## OBJECTIVE
Can you copy out the records below, swapping "pixel-space" for "image-space", keeping everything else unchanged and leaving out the pictures?

----- STORED ROWS -----

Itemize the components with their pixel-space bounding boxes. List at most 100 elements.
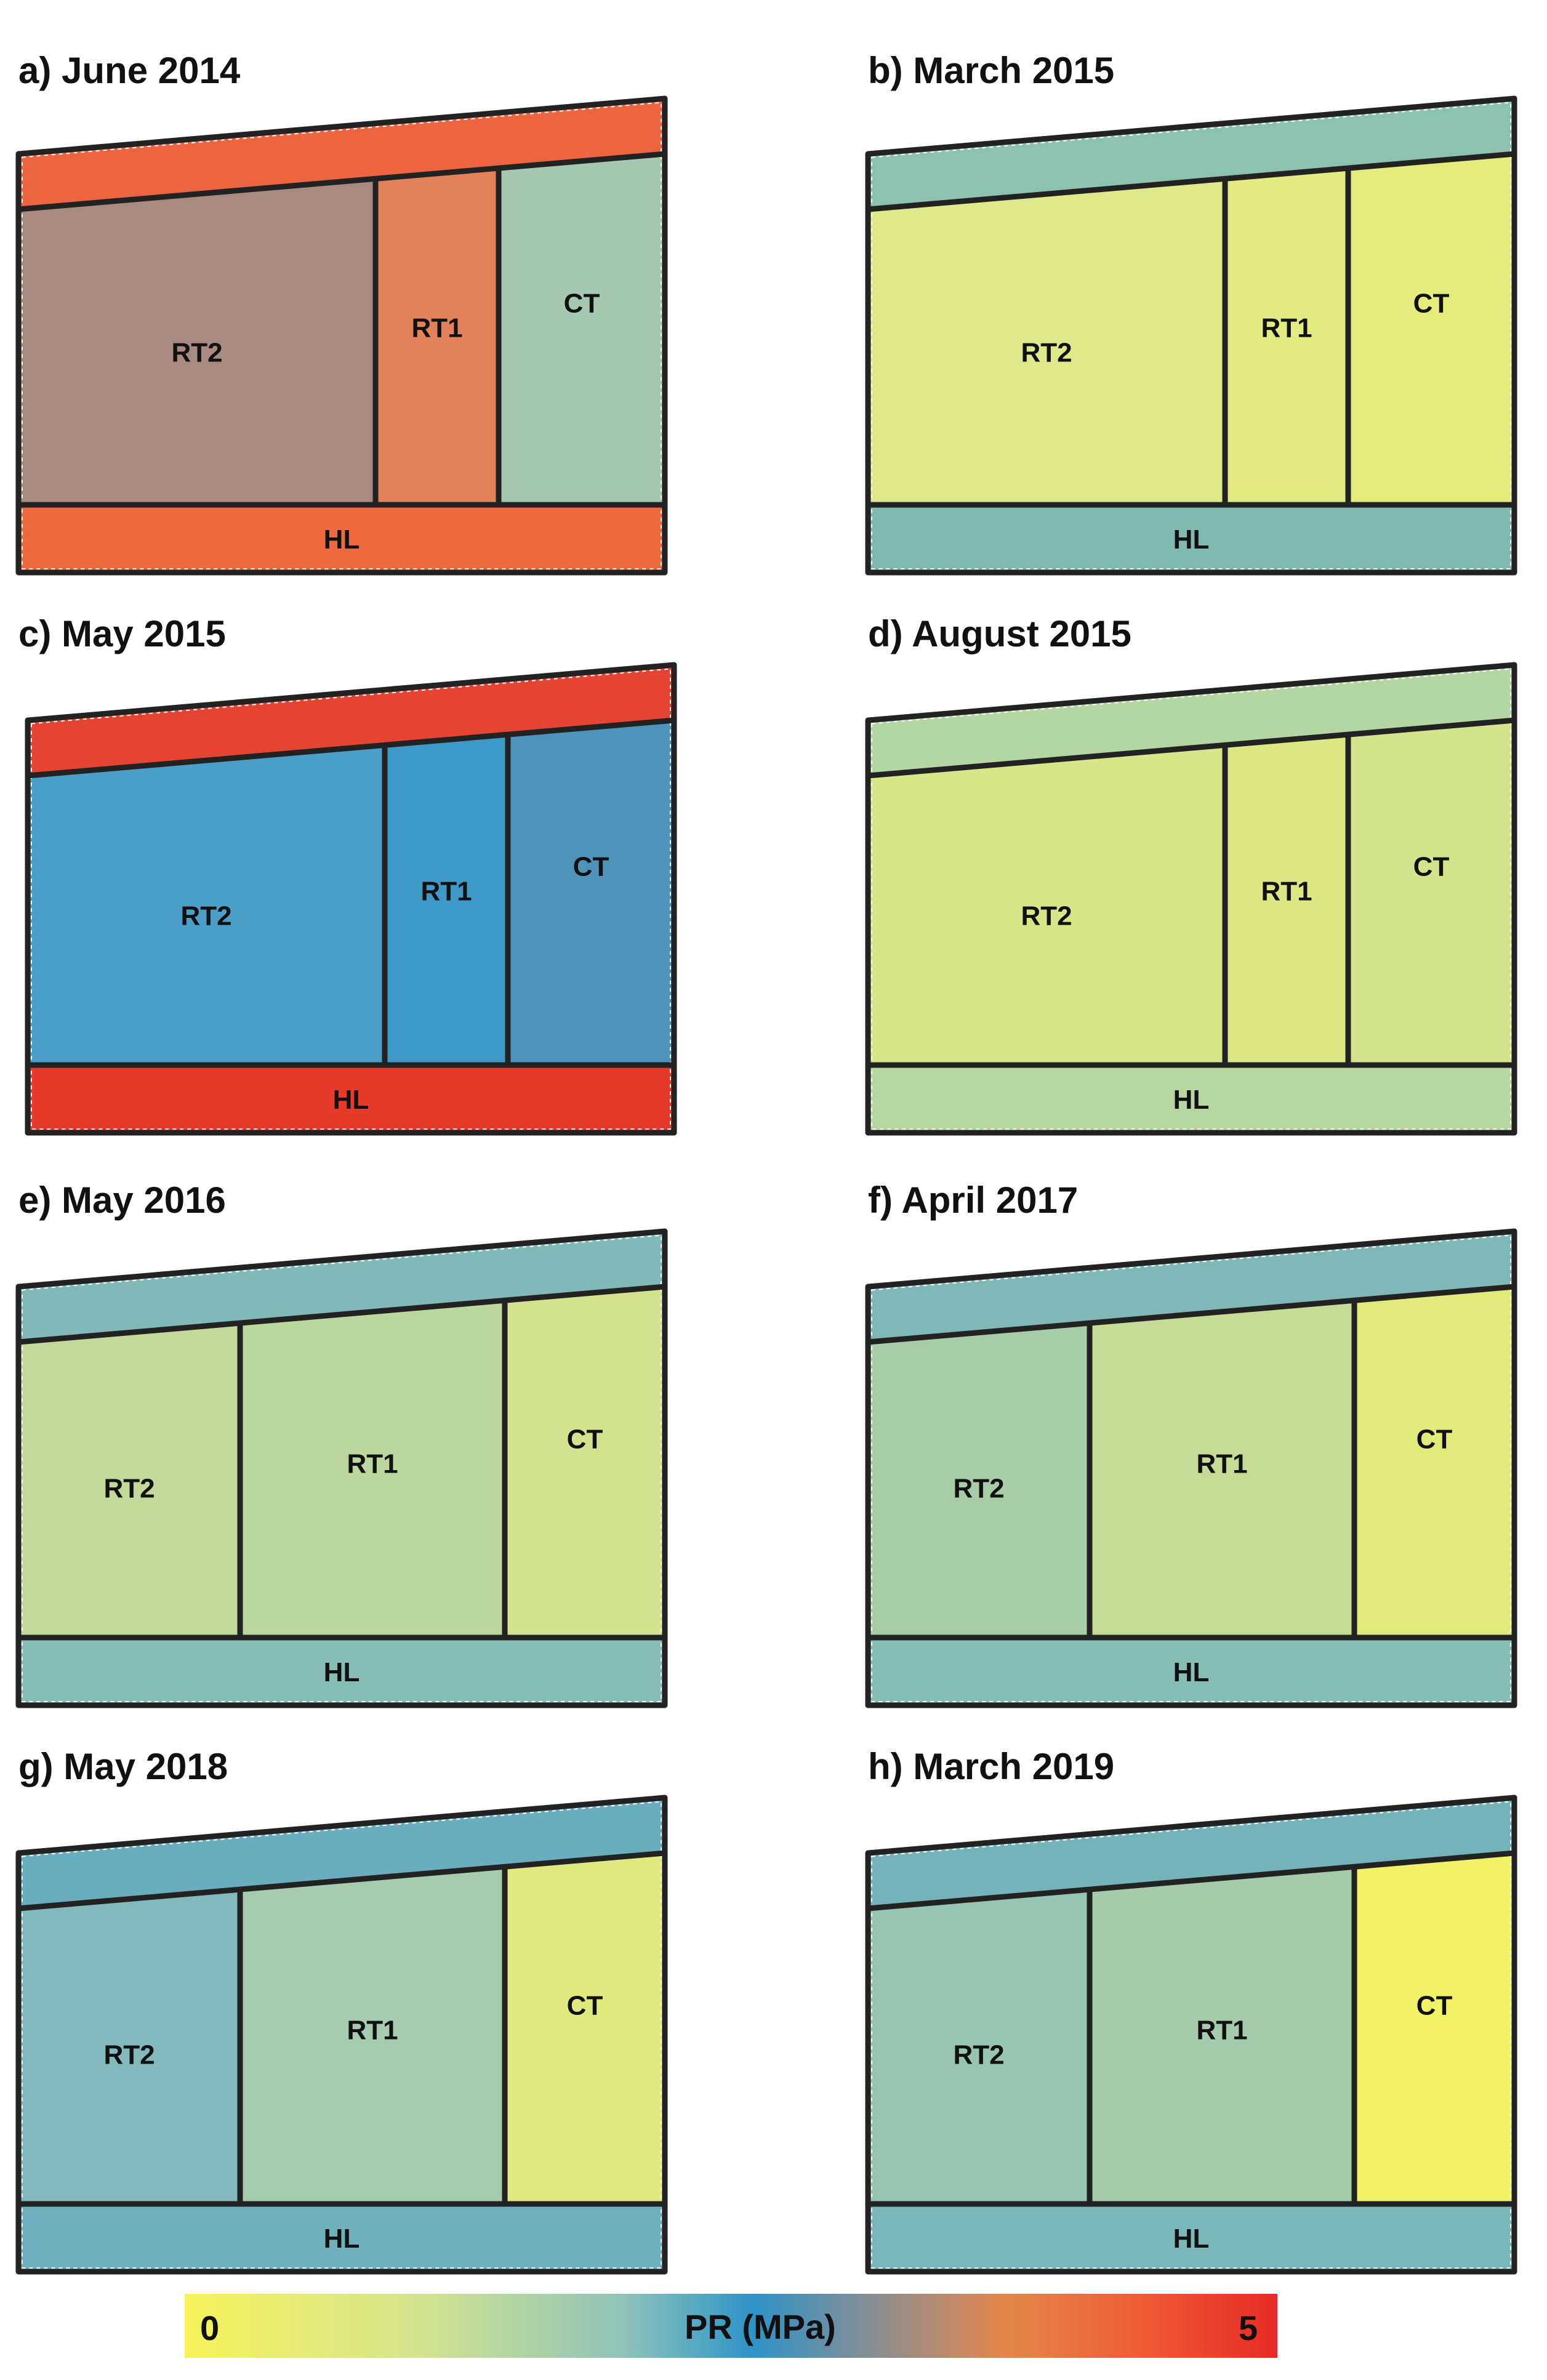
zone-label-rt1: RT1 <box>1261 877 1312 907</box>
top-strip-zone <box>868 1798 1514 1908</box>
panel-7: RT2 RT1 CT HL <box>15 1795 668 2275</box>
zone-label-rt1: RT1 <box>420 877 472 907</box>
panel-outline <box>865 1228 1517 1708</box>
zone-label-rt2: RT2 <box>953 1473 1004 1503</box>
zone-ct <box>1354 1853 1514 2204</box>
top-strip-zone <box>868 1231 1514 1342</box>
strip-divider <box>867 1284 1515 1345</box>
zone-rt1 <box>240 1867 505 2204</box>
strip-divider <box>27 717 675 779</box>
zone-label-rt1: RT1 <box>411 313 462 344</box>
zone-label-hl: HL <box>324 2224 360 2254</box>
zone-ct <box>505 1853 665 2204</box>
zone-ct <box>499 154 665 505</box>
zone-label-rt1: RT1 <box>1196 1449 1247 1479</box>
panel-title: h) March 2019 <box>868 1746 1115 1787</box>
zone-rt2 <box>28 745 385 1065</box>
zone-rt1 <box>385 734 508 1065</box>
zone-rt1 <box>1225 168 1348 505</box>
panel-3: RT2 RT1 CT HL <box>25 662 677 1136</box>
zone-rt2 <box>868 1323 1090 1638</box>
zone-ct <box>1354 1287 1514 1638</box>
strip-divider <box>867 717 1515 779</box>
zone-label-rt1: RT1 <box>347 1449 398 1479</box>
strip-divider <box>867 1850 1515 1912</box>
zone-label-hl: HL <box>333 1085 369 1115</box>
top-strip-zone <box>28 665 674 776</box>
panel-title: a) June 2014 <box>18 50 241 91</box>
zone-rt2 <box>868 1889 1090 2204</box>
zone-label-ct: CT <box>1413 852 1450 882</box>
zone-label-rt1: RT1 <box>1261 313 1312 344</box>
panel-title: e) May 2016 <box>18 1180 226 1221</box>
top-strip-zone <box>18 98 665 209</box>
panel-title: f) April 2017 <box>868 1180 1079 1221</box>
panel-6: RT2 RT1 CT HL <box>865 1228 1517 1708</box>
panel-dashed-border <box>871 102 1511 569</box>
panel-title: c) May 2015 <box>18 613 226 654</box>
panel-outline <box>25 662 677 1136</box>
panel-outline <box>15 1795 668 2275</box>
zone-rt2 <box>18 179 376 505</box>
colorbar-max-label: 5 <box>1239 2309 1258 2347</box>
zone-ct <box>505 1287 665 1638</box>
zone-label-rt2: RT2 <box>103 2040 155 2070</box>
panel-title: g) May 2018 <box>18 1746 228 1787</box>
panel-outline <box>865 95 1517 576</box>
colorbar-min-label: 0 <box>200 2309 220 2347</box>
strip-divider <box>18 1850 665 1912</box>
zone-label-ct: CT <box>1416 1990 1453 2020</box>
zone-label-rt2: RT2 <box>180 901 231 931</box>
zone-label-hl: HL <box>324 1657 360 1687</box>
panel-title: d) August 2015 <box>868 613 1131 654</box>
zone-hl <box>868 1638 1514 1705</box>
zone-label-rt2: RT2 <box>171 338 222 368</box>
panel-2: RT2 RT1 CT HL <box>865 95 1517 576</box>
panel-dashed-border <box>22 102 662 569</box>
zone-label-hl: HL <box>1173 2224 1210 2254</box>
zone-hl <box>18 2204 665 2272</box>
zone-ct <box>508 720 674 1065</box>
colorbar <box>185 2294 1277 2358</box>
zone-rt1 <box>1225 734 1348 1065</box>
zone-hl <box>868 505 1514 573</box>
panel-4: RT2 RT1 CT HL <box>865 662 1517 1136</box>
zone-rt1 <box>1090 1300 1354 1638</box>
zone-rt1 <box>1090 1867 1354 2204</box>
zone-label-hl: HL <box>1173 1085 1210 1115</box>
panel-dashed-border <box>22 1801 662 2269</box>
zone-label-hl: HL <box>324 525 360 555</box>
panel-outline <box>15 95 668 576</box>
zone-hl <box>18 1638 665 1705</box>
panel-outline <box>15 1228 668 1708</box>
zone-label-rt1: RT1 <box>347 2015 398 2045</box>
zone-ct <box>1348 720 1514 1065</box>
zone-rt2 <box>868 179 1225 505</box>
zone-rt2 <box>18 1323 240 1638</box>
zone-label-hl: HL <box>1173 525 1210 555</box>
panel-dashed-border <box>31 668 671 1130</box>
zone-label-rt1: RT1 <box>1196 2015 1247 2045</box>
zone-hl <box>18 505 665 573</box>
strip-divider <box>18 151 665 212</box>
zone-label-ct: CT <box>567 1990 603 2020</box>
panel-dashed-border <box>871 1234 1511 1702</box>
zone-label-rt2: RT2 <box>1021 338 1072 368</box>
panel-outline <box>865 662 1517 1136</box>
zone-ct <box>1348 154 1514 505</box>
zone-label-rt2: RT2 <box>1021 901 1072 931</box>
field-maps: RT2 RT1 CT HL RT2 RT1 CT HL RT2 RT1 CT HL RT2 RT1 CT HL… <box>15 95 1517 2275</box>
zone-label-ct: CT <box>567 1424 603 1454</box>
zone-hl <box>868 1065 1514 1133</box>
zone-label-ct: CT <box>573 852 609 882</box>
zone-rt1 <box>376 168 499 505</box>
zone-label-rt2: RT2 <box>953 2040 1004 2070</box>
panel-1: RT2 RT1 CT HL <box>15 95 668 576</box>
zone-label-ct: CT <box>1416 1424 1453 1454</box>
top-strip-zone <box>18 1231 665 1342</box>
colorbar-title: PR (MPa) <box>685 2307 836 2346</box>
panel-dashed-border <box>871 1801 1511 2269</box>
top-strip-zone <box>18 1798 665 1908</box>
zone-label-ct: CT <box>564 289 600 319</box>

-----

## ANSWER IN FULL
Itemize the components with their image-space bounding boxes. List at most 100 elements.
zone-label-rt1: RT1 <box>1261 877 1312 907</box>
top-strip-zone <box>868 1798 1514 1908</box>
panel-7: RT2 RT1 CT HL <box>15 1795 668 2275</box>
zone-label-rt1: RT1 <box>420 877 472 907</box>
panel-outline <box>865 1228 1517 1708</box>
zone-label-rt2: RT2 <box>953 1473 1004 1503</box>
zone-ct <box>1354 1853 1514 2204</box>
top-strip-zone <box>868 1231 1514 1342</box>
strip-divider <box>867 1284 1515 1345</box>
zone-rt1 <box>240 1867 505 2204</box>
strip-divider <box>27 717 675 779</box>
zone-label-rt1: RT1 <box>411 313 462 344</box>
zone-label-hl: HL <box>324 2224 360 2254</box>
zone-ct <box>505 1853 665 2204</box>
zone-ct <box>499 154 665 505</box>
zone-label-rt1: RT1 <box>1196 1449 1247 1479</box>
panel-title: h) March 2019 <box>868 1746 1115 1787</box>
zone-rt2 <box>28 745 385 1065</box>
zone-rt1 <box>385 734 508 1065</box>
zone-rt1 <box>1225 168 1348 505</box>
panel-3: RT2 RT1 CT HL <box>25 662 677 1136</box>
zone-rt2 <box>868 1323 1090 1638</box>
zone-ct <box>1354 1287 1514 1638</box>
strip-divider <box>867 717 1515 779</box>
zone-label-rt1: RT1 <box>347 1449 398 1479</box>
strip-divider <box>867 1850 1515 1912</box>
zone-label-hl: HL <box>333 1085 369 1115</box>
top-strip-zone <box>28 665 674 776</box>
panel-title: a) June 2014 <box>18 50 241 91</box>
zone-rt2 <box>868 1889 1090 2204</box>
zone-label-ct: CT <box>1413 852 1450 882</box>
zone-label-rt1: RT1 <box>1261 313 1312 344</box>
panel-title: e) May 2016 <box>18 1180 226 1221</box>
top-strip-zone <box>18 98 665 209</box>
panel-title: f) April 2017 <box>868 1180 1079 1221</box>
panel-6: RT2 RT1 CT HL <box>865 1228 1517 1708</box>
panel-dashed-border <box>871 102 1511 569</box>
panel-title: c) May 2015 <box>18 613 226 654</box>
panel-outline <box>25 662 677 1136</box>
panel-outline <box>15 1795 668 2275</box>
zone-rt2 <box>18 179 376 505</box>
colorbar-max-label: 5 <box>1239 2309 1258 2347</box>
zone-ct <box>505 1287 665 1638</box>
zone-label-rt2: RT2 <box>103 2040 155 2070</box>
panel-title: g) May 2018 <box>18 1746 228 1787</box>
panel-outline <box>865 95 1517 576</box>
colorbar-min-label: 0 <box>200 2309 220 2347</box>
strip-divider <box>18 1850 665 1912</box>
zone-label-ct: CT <box>1416 1990 1453 2020</box>
zone-label-rt2: RT2 <box>180 901 231 931</box>
zone-label-hl: HL <box>324 1657 360 1687</box>
panel-title: d) August 2015 <box>868 613 1131 654</box>
zone-hl <box>868 1638 1514 1705</box>
zone-label-rt2: RT2 <box>171 338 222 368</box>
panel-2: RT2 RT1 CT HL <box>865 95 1517 576</box>
panel-dashed-border <box>22 102 662 569</box>
zone-label-hl: HL <box>1173 2224 1210 2254</box>
zone-hl <box>18 2204 665 2272</box>
zone-ct <box>508 720 674 1065</box>
colorbar <box>185 2294 1277 2358</box>
zone-rt1 <box>1225 734 1348 1065</box>
zone-hl <box>868 505 1514 573</box>
panel-4: RT2 RT1 CT HL <box>865 662 1517 1136</box>
zone-rt1 <box>1090 1300 1354 1638</box>
zone-rt1 <box>1090 1867 1354 2204</box>
zone-label-hl: HL <box>1173 1085 1210 1115</box>
panel-dashed-border <box>22 1801 662 2269</box>
zone-label-hl: HL <box>324 525 360 555</box>
panel-outline <box>15 95 668 576</box>
zone-hl <box>18 1638 665 1705</box>
panel-outline <box>15 1228 668 1708</box>
zone-label-rt1: RT1 <box>347 2015 398 2045</box>
zone-ct <box>1348 720 1514 1065</box>
zone-rt2 <box>868 179 1225 505</box>
zone-rt2 <box>18 1323 240 1638</box>
zone-label-hl: HL <box>1173 525 1210 555</box>
panel-dashed-border <box>31 668 671 1130</box>
zone-label-rt1: RT1 <box>1196 2015 1247 2045</box>
zone-hl <box>18 505 665 573</box>
strip-divider <box>18 151 665 212</box>
zone-label-ct: CT <box>567 1990 603 2020</box>
panel-dashed-border <box>871 1234 1511 1702</box>
zone-label-rt2: RT2 <box>1021 338 1072 368</box>
panel-outline <box>865 662 1517 1136</box>
zone-ct <box>1348 154 1514 505</box>
zone-label-rt2: RT2 <box>1021 901 1072 931</box>
field-maps: RT2 RT1 CT HL RT2 RT1 CT HL RT2 RT1 CT HL RT2 RT1 CT HL… <box>15 95 1517 2275</box>
zone-label-ct: CT <box>567 1424 603 1454</box>
zone-hl <box>868 1065 1514 1133</box>
zone-label-ct: CT <box>573 852 609 882</box>
zone-rt1 <box>376 168 499 505</box>
zone-label-rt2: RT2 <box>953 2040 1004 2070</box>
panel-1: RT2 RT1 CT HL <box>15 95 668 576</box>
zone-label-ct: CT <box>1416 1424 1453 1454</box>
top-strip-zone <box>18 1231 665 1342</box>
colorbar-title: PR (MPa) <box>685 2307 836 2346</box>
panel-dashed-border <box>871 1801 1511 2269</box>
top-strip-zone <box>18 1798 665 1908</box>
zone-label-ct: CT <box>564 289 600 319</box>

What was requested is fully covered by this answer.